======== SOURCE RECORDS ========

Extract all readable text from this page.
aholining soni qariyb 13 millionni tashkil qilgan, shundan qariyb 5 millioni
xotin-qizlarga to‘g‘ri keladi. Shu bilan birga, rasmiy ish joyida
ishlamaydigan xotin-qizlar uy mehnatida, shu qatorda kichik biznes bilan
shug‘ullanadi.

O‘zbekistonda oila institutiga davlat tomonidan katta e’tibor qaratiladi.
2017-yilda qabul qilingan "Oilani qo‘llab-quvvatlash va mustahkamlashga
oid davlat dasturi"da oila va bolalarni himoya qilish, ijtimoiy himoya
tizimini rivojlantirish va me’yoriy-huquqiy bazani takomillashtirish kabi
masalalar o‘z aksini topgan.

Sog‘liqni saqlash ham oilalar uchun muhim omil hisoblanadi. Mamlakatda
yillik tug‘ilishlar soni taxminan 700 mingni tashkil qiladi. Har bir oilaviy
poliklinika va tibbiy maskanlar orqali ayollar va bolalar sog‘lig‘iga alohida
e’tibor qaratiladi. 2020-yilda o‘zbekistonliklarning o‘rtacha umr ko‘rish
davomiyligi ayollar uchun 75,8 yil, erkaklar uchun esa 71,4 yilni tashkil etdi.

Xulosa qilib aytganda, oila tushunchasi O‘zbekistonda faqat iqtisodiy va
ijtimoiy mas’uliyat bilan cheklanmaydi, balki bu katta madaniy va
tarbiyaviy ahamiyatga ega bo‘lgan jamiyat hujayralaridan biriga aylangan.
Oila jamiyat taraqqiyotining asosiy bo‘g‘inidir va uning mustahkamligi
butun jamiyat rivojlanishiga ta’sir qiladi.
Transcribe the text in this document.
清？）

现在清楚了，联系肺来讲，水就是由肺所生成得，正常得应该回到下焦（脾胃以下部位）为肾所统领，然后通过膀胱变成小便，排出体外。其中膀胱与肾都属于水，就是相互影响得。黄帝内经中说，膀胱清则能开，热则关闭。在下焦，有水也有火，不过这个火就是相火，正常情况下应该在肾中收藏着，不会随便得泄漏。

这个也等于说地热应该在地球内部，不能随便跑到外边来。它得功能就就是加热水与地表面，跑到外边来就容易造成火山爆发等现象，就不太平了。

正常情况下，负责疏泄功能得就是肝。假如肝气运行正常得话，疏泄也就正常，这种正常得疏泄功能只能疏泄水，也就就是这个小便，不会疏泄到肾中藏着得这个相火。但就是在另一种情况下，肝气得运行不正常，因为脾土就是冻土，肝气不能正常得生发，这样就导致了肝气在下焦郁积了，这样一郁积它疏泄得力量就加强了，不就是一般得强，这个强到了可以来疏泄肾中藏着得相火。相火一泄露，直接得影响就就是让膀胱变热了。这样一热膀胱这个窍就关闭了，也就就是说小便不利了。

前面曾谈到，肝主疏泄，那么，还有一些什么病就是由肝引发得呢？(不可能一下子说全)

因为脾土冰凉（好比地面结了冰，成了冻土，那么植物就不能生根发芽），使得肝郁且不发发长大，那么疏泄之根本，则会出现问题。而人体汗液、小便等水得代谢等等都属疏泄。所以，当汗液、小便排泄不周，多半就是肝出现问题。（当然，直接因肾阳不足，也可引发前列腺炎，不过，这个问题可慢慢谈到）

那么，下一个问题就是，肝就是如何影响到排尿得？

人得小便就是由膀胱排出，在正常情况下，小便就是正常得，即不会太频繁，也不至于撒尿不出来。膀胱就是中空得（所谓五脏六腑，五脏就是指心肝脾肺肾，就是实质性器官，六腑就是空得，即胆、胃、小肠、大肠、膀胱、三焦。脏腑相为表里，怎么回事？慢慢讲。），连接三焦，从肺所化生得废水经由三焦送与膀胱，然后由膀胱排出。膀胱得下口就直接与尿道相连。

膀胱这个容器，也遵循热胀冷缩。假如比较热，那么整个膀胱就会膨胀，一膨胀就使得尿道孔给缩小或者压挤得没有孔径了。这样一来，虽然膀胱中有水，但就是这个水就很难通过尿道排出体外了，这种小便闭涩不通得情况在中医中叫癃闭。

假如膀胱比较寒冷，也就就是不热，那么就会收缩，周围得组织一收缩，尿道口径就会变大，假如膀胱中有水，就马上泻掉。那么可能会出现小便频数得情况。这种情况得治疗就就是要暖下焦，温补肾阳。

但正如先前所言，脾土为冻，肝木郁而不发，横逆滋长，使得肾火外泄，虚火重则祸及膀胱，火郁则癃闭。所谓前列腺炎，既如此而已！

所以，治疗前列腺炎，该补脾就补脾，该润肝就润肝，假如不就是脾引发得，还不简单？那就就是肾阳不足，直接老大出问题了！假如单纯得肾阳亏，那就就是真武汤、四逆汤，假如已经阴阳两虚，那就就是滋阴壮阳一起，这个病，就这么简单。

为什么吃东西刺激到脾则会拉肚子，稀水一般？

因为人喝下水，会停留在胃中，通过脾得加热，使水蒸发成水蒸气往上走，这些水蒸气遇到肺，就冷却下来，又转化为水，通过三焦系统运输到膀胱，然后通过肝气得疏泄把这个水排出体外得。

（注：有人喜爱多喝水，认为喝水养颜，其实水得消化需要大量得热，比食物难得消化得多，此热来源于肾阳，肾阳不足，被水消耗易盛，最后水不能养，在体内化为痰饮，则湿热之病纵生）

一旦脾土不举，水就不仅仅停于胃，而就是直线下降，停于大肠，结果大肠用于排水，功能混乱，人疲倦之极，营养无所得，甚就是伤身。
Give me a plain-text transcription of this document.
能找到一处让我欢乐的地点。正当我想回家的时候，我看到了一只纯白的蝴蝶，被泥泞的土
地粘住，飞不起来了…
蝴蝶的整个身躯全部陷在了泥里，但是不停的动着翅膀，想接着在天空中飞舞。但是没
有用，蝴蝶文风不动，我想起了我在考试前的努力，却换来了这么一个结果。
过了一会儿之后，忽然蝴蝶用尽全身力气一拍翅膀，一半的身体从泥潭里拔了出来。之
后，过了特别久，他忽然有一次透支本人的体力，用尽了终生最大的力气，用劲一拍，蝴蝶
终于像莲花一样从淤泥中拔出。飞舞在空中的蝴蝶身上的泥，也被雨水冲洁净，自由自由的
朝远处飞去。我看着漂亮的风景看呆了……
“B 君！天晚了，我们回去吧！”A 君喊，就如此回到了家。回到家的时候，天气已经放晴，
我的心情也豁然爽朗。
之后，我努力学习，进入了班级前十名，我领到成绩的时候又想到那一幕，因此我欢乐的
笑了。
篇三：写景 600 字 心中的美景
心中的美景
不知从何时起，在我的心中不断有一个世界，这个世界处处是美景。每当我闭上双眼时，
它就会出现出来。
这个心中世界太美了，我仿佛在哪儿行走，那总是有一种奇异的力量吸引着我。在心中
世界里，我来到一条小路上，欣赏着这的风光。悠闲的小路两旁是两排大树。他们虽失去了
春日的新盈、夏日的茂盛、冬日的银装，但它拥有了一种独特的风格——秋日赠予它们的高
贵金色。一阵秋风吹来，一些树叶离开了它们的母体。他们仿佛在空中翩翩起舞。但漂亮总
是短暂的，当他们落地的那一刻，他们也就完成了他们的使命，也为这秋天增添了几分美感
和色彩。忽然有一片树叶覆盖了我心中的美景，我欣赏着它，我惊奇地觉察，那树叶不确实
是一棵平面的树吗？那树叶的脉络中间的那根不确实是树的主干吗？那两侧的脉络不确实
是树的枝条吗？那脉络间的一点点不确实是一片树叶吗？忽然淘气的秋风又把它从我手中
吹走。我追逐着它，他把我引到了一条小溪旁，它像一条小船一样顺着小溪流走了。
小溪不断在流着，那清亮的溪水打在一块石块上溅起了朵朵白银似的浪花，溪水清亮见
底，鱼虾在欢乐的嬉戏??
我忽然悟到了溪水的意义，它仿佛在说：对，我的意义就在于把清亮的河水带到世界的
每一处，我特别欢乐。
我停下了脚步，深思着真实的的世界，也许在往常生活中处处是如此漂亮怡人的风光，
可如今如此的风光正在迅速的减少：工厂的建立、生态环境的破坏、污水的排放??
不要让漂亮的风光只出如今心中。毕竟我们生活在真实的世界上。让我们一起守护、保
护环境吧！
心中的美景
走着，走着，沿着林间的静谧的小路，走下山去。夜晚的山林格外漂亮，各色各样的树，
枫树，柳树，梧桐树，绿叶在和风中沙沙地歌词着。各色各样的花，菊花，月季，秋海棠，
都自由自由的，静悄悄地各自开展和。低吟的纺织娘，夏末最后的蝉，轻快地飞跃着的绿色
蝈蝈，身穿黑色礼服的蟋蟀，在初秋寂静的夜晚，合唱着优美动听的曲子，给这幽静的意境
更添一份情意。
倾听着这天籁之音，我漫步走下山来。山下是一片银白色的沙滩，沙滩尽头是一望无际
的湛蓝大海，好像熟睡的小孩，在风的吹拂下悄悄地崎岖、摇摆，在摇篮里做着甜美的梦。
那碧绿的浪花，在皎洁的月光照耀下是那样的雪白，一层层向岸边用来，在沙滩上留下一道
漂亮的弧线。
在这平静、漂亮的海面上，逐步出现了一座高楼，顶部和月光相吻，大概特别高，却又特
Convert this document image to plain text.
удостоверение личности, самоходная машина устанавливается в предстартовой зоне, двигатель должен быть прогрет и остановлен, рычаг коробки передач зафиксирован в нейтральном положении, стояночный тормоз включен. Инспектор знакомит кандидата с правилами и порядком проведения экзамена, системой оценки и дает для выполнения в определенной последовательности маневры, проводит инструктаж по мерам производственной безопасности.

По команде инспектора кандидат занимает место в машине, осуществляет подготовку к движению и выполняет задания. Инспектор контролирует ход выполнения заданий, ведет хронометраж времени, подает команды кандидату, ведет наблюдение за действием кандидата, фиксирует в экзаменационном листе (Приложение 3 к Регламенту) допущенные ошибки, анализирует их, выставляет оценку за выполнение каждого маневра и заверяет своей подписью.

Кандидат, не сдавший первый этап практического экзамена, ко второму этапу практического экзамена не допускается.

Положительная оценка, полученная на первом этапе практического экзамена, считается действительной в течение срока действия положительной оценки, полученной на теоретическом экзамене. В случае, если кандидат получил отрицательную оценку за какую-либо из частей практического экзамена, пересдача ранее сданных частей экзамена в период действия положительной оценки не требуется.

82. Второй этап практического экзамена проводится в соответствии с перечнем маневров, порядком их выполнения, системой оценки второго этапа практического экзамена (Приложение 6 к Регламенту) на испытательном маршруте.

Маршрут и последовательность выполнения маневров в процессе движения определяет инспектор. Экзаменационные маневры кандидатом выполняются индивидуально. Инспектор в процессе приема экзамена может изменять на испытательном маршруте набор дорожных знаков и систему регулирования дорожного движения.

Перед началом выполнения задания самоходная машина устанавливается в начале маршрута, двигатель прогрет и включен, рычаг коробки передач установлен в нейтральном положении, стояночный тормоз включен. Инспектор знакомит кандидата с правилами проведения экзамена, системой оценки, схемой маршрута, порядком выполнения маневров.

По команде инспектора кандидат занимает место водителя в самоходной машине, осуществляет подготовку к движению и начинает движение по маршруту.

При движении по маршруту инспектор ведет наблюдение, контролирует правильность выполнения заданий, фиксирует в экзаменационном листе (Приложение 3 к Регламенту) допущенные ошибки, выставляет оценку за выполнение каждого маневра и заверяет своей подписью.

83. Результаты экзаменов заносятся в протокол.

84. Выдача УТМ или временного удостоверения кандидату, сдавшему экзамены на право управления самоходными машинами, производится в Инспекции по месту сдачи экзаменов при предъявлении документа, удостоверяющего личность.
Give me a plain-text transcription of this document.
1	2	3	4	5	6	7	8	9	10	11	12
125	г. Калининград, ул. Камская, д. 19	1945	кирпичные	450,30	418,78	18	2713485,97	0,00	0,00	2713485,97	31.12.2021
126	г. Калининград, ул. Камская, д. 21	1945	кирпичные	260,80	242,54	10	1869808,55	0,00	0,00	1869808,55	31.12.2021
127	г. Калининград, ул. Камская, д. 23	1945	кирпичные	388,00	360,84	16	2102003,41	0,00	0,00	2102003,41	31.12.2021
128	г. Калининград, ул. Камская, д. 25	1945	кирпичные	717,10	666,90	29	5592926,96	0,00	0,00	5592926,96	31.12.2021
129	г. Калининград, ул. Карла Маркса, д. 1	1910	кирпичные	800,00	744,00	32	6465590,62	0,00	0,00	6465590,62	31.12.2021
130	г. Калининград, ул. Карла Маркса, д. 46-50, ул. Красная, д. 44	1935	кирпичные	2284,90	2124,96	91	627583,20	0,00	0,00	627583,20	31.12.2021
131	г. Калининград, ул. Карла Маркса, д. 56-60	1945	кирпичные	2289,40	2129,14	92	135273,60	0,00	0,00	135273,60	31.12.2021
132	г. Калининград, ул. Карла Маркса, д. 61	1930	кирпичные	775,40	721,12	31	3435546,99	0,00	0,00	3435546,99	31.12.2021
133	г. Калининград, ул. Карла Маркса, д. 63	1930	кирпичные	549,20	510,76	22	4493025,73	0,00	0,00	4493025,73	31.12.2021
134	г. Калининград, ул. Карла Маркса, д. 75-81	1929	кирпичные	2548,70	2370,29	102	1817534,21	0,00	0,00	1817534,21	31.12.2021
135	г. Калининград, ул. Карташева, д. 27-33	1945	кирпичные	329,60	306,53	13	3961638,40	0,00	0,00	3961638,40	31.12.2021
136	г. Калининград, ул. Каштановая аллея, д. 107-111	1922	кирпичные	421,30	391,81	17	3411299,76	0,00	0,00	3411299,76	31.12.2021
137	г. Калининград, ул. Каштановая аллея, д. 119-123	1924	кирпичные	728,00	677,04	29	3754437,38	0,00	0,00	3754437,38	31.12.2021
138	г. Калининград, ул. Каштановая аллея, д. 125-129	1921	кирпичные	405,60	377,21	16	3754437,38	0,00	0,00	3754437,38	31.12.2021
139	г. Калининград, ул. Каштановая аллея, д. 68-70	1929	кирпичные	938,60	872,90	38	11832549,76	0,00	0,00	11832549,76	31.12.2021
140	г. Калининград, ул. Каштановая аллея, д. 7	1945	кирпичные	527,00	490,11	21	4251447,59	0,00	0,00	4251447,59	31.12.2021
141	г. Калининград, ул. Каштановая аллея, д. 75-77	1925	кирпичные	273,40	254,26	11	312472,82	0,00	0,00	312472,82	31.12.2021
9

========

**OBJECTIVE:** Lines that include the word "qiladi" are to be extracted from the data above.

**RESULT:**
yillik tug‘ilishlar soni taxminan 700 mingni tashkil qiladi. Har bir oilaviy
butun jamiyat rivojlanishiga ta’sir qiladi.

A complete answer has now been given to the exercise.